Exercise: Retype the whole listing, please, keeping every line exact and dropping the pictures.

┄┄┄┄┄┄┄┄┄┄

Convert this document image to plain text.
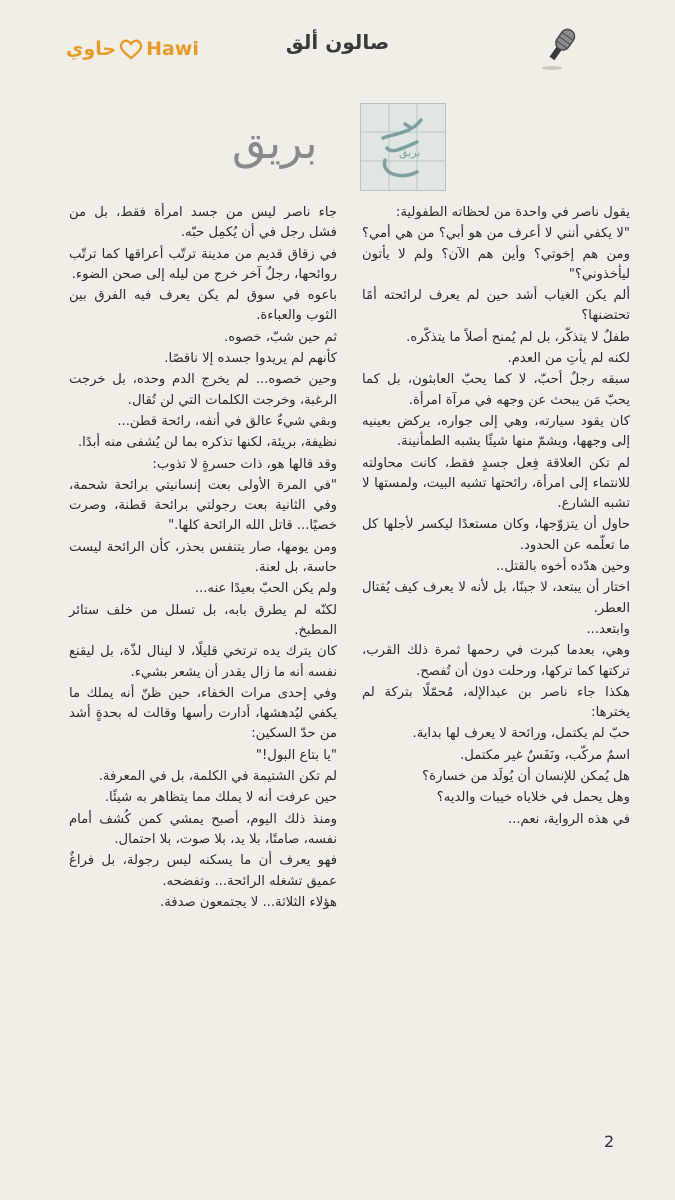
حاوي Hawi	صالون ألق
بريق
بريق

يقول ناصر في واحدة من لحظاته الطفولية:

"لا يكفي أنني لا أعرف من هو أبي؟ من هي أمي؟ ومن هم إخوتي؟ وأين هم الآن؟ ولم لا يأتون ليأخذوني؟"

ألم يكن الغياب أشد حين لم يعرف لرائحته أمًا تحتضنها؟

طفلٌ لا يتذكّر، بل لم يُمنح أصلاً ما يتذكّره.

لكنه لم يأتِ من العدم.

سبقه رجلٌ أحبّ، لا كما يحبّ العابثون، بل كما يحبّ مَن يبحث عن وجهه في مرآة امرأة.

كان يقود سيارته، وهي إلى جواره، يركض بعينيه إلى وجهها، ويشمّ منها شيئًا يشبه الطمأنينة.

لم تكن العلاقة فِعل جسدٍ فقط، كانت محاولته للانتماء إلى امرأة، رائحتها تشبه البيت، ولمستها لا تشبه الشارع.

حاول أن يتزوّجها، وكان مستعدًا ليكسر لأجلها كل ما تعلّمه عن الحدود.

وحين هدّده أخوه بالقتل..

اختار أن يبتعد، لا جبنًا، بل لأنه لا يعرف كيف يُقتال العطر.

وابتعد...

وهي، بعدما كبرت في رحمها ثمرة ذلك القرب، تركتها كما تركها، ورحلت دون أن تُفصح.

هكذا جاء ناصر بن عبدالإله، مُحمّلًا بتركة لم يخترها:

حبّ لم يكتمل، ورائحة لا يعرف لها بداية.

اسمٌ مركّب، ونَفَسٌ غير مكتمل.

هل يُمكن للإنسان أن يُولَد من خسارة؟

وهل يحمل في خلاياه خيبات والديه؟

في هذه الرواية، نعم...

جاء ناصر ليس من جسد امرأة فقط، بل من فشل رجل في أن يُكمِل حبّه.

في زقاق قديم من مدينة ترتّب أعراقها كما ترتّب روائحها، رجلٌ آخر خرج من ليله إلى صحن الضوء.

باعوه في سوق لم يكن يعرف فيه الفرق بين الثوب والعباءة.

ثم حين شبّ، خصوه.

كأنهم لم يريدوا جسده إلا ناقصًا.

وحين خصوه... لم يخرج الدم وحده، بل خرجت الرغبة، وخرجت الكلمات التي لن تُقال.

وبقي شيءٌ عالق في أنفه، رائحة قطن...

نظيفة، بريئة، لكنها تذكره بما لن يُشفى منه أبدًا.

وقد قالها هو، ذات حسرةٍ لا تذوب:

"في المرة الأولى بعت إنسانيتي برائحة شحمة، وفي الثانية بعت رجولتي برائحة قطنة، وصرت خصيًا... قاتل الله الرائحة كلها."

ومن يومها، صار يتنفس بحذر، كأن الرائحة ليست حاسة، بل لعنة.

ولم يكن الحبّ بعيدًا عنه...

لكنّه لم يطرق بابه، بل تسلل من خلف ستائر المطبخ.

كان يترك يده ترتخي قليلًا، لا لينال لذّة، بل ليقنع نفسه أنه ما زال يقدر أن يشعر بشيء.

وفي إحدى مرات الخفاء، حين ظنّ أنه يملك ما يكفي ليُدهشها، أدارت رأسها وقالت له بحدةٍ أشد من حدّ السكين:

"يا بتاع البول!"

لم تكن الشتيمة في الكلمة، بل في المعرفة.

حين عرفت أنه لا يملك مما يتظاهر به شيئًا.

ومنذ ذلك اليوم، أصبح يمشي كمن كُشف أمام نفسه، صامتًا، بلا يد، بلا صوت، بلا احتمال.

فهو يعرف أن ما يسكنه ليس رجولة، بل فراغٌ عميق تشغله الرائحة... وتفضحه.

هؤلاء الثلاثة... لا يجتمعون صدفة.

2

┄┄┄┄┄┄┄┄┄┄

Result for this exercise:
Convert this document image to plain text.
حاوي Hawi	صالون ألق
بريق
بريق

يقول ناصر في واحدة من لحظاته الطفولية:

"لا يكفي أنني لا أعرف من هو أبي؟ من هي أمي؟ ومن هم إخوتي؟ وأين هم الآن؟ ولم لا يأتون ليأخذوني؟"

ألم يكن الغياب أشد حين لم يعرف لرائحته أمًا تحتضنها؟

طفلٌ لا يتذكّر، بل لم يُمنح أصلاً ما يتذكّره.

لكنه لم يأتِ من العدم.

سبقه رجلٌ أحبّ، لا كما يحبّ العابثون، بل كما يحبّ مَن يبحث عن وجهه في مرآة امرأة.

كان يقود سيارته، وهي إلى جواره، يركض بعينيه إلى وجهها، ويشمّ منها شيئًا يشبه الطمأنينة.

لم تكن العلاقة فِعل جسدٍ فقط، كانت محاولته للانتماء إلى امرأة، رائحتها تشبه البيت، ولمستها لا تشبه الشارع.

حاول أن يتزوّجها، وكان مستعدًا ليكسر لأجلها كل ما تعلّمه عن الحدود.

وحين هدّده أخوه بالقتل..

اختار أن يبتعد، لا جبنًا، بل لأنه لا يعرف كيف يُقتال العطر.

وابتعد...

وهي، بعدما كبرت في رحمها ثمرة ذلك القرب، تركتها كما تركها، ورحلت دون أن تُفصح.

هكذا جاء ناصر بن عبدالإله، مُحمّلًا بتركة لم يخترها:

حبّ لم يكتمل، ورائحة لا يعرف لها بداية.

اسمٌ مركّب، ونَفَسٌ غير مكتمل.

هل يُمكن للإنسان أن يُولَد من خسارة؟

وهل يحمل في خلاياه خيبات والديه؟

في هذه الرواية، نعم...

جاء ناصر ليس من جسد امرأة فقط، بل من فشل رجل في أن يُكمِل حبّه.

في زقاق قديم من مدينة ترتّب أعراقها كما ترتّب روائحها، رجلٌ آخر خرج من ليله إلى صحن الضوء.

باعوه في سوق لم يكن يعرف فيه الفرق بين الثوب والعباءة.

ثم حين شبّ، خصوه.

كأنهم لم يريدوا جسده إلا ناقصًا.

وحين خصوه... لم يخرج الدم وحده، بل خرجت الرغبة، وخرجت الكلمات التي لن تُقال.

وبقي شيءٌ عالق في أنفه، رائحة قطن...

نظيفة، بريئة، لكنها تذكره بما لن يُشفى منه أبدًا.

وقد قالها هو، ذات حسرةٍ لا تذوب:

"في المرة الأولى بعت إنسانيتي برائحة شحمة، وفي الثانية بعت رجولتي برائحة قطنة، وصرت خصيًا... قاتل الله الرائحة كلها."

ومن يومها، صار يتنفس بحذر، كأن الرائحة ليست حاسة، بل لعنة.

ولم يكن الحبّ بعيدًا عنه...

لكنّه لم يطرق بابه، بل تسلل من خلف ستائر المطبخ.

كان يترك يده ترتخي قليلًا، لا لينال لذّة، بل ليقنع نفسه أنه ما زال يقدر أن يشعر بشيء.

وفي إحدى مرات الخفاء، حين ظنّ أنه يملك ما يكفي ليُدهشها، أدارت رأسها وقالت له بحدةٍ أشد من حدّ السكين:

"يا بتاع البول!"

لم تكن الشتيمة في الكلمة، بل في المعرفة.

حين عرفت أنه لا يملك مما يتظاهر به شيئًا.

ومنذ ذلك اليوم، أصبح يمشي كمن كُشف أمام نفسه، صامتًا، بلا يد، بلا صوت، بلا احتمال.

فهو يعرف أن ما يسكنه ليس رجولة، بل فراغٌ عميق تشغله الرائحة... وتفضحه.

هؤلاء الثلاثة... لا يجتمعون صدفة.

2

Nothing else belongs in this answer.